[TESTO DEL DOCUMENTO]
%%

Tra i divari socioeconomici più rilevanti tra persone con e senza disabilità vi è certamente l’esposizione al rischio di povertàConsiderando le sole persone con disabilità, all’interno dell’Unione Europea la percentuale di quelle esposte al rischio di povertà varia dal 13,6% della Slovacchia al 44,4% dell’Estonia. Se invece si confronta il rischio di povertà tra persone con e senza disabilità, è evidente che quelle senza disabilità vi sono meno esposte. Considerando infatti i 34 Paesi europei (i 27 membri dell’Unione Europea, i 5 candidati ad esserlo e i 2 membri dell’EFTA, l’Associazione Europea di Libero Scambio), è emerso che il 20,5% della popolazione europea con disabilità era a rischio di povertà, rispetto al 14,5% delle persone senza disabilità. In termini assoluti, questa differenza era minore in Italia e Grecia (rispettivamente uno e due punti percentuali). La misura del maggiore svantaggio delle persone con disabilità è resa ancora più evidente dal fatto che in tredici Paesi dell’Unione Europea il divario rispetto alle persone senza disabilità era superiore a 10 punti percentuali.

 

Anche i dati sulla disoccupazione evidenziano il divario tra persone con e senza disabilità. Nel 2022 il tasso medio di disoccupazione dei Paesi dell’Unione Europea era del 9,4% per le persone con disabilità e del 6,1% per quelle senza disabilità. In Italia le percentuali di disoccupazione erano rispettivamente di 12,8% e 8%, con un divario tra persone con e senza disabilità di 4,8 punti percentuali a svantaggio delle persone con disabilità.

 

Se i dati sulla disoccupazione sono stati rilevati dall’Eurostat, per quelli in materia di occupazione Yanatma ha ritenuto di fare riferimento ad un rapporto dell’Istituto Sindacale Europeo (ETUI – European Trade Union Institute) redatto da Angelina Atanasova, ricercatrice dell’Osservatorio Sociale Europeo di Bruxelles. Da esso risulta che nel 2022 il divario occupazionale delle persone con disabilità dell’Unione Europea era di 21,4 punti percentuali, con una varianza che andava dagli 8,5 punti percentuali del Lussemburgo ai 37 dell’Irlanda (14 per l’Italia).

%%

[COMPITO DA SVOLGERE] Riscrivi per favore il passo del testo sulla disabilità compreso tra "Anche i dati" e "persone con disabilità.", estremi inclusi, cambiando "tasso medio" in "tasso complessivo". Non occorre consultare i dati.

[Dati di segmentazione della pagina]
%%

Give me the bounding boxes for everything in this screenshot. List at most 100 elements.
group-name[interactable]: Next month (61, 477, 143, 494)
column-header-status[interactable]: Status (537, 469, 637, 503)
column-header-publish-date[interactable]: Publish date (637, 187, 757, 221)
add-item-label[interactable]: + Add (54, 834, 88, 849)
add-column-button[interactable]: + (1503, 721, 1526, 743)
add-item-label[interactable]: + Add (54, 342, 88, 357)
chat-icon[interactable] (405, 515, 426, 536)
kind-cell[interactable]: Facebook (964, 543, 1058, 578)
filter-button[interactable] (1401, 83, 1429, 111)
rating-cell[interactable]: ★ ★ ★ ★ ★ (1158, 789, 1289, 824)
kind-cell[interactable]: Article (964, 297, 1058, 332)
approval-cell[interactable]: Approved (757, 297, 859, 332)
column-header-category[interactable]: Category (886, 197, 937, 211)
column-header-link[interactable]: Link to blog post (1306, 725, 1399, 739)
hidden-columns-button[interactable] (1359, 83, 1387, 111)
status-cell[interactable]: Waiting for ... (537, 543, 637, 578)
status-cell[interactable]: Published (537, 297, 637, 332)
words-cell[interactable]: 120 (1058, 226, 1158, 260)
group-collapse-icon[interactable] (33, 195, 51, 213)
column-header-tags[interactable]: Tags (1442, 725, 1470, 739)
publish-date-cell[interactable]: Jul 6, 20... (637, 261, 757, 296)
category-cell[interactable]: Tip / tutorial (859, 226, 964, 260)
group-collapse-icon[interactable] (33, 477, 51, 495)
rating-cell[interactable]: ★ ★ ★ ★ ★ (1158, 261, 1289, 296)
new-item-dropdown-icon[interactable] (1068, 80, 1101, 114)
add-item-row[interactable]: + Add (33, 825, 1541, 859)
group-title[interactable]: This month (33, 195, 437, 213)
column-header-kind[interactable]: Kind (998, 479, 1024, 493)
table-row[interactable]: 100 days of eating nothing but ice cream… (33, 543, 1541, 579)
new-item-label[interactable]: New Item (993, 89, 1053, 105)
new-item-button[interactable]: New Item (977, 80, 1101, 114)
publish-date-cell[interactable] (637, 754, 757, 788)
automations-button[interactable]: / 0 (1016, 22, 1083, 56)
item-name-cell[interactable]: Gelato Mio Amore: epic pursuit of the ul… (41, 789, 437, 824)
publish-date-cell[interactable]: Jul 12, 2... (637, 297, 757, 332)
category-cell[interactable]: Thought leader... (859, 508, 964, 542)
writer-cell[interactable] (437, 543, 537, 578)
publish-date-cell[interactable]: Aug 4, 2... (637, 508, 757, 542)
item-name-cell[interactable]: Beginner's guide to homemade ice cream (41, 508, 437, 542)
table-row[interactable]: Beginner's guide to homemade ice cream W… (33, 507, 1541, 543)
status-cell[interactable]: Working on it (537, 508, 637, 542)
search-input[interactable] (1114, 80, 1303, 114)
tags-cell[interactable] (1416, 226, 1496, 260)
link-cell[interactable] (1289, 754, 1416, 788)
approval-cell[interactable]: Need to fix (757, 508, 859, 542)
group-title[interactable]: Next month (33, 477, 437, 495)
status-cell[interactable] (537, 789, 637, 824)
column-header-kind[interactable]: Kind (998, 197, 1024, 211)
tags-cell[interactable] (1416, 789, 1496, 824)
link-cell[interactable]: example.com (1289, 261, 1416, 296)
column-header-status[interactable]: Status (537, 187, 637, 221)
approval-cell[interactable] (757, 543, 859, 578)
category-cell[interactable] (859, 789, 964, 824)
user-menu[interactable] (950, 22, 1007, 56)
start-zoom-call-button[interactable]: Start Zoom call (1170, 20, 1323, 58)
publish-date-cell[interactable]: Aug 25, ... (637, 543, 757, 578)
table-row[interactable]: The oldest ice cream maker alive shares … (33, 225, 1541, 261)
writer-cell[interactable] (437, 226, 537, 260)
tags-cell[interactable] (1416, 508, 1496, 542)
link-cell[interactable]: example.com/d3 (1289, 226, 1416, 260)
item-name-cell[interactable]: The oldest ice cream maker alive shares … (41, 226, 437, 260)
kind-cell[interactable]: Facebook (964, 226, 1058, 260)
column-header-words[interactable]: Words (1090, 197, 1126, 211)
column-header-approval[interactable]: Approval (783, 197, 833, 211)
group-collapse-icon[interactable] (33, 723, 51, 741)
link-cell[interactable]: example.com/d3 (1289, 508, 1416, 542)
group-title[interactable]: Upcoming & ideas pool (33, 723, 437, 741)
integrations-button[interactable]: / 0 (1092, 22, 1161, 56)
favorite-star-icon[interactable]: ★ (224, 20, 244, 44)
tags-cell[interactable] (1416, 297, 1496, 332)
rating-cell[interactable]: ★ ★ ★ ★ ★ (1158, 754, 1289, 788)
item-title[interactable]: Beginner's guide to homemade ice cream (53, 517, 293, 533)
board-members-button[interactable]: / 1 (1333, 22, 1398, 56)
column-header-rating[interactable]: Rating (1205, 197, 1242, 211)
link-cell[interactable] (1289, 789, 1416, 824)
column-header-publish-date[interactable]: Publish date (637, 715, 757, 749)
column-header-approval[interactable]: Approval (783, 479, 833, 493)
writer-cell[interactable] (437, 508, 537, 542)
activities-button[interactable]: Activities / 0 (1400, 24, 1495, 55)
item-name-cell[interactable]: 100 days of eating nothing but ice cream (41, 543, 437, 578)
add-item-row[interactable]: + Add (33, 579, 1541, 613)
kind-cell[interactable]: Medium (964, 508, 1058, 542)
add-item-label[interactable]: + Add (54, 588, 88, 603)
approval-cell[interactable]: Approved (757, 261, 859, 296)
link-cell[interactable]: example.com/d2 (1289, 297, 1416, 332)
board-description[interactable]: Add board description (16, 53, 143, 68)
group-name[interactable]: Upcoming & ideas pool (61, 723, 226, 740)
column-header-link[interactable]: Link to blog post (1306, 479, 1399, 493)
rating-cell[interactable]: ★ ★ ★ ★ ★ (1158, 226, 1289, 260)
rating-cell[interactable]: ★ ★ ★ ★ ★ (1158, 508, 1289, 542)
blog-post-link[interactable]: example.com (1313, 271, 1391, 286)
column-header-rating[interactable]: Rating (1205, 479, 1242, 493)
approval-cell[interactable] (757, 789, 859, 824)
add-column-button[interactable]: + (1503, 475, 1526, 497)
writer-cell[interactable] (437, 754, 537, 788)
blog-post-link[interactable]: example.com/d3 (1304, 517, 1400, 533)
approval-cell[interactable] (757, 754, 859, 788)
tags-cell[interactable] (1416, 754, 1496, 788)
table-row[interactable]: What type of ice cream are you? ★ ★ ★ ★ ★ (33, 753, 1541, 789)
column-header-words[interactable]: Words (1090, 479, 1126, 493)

%%

[RISULTATO DEL COMPITO]
Anche i dati sulla disoccupazione evidenziano il divario tra persone con e senza disabilità. Nel 2022 il tasso complessivo di disoccupazione dei Paesi dell’Unione Europea era del 9,4% per le persone con disabilità e del 6,1% per quelle senza disabilità. In Italia le percentuali di disoccupazione erano rispettivamente di 12,8% e 8%, con un divario tra persone con e senza disabilità di 4,8 punti percentuali a svantaggio delle persone con disabilità.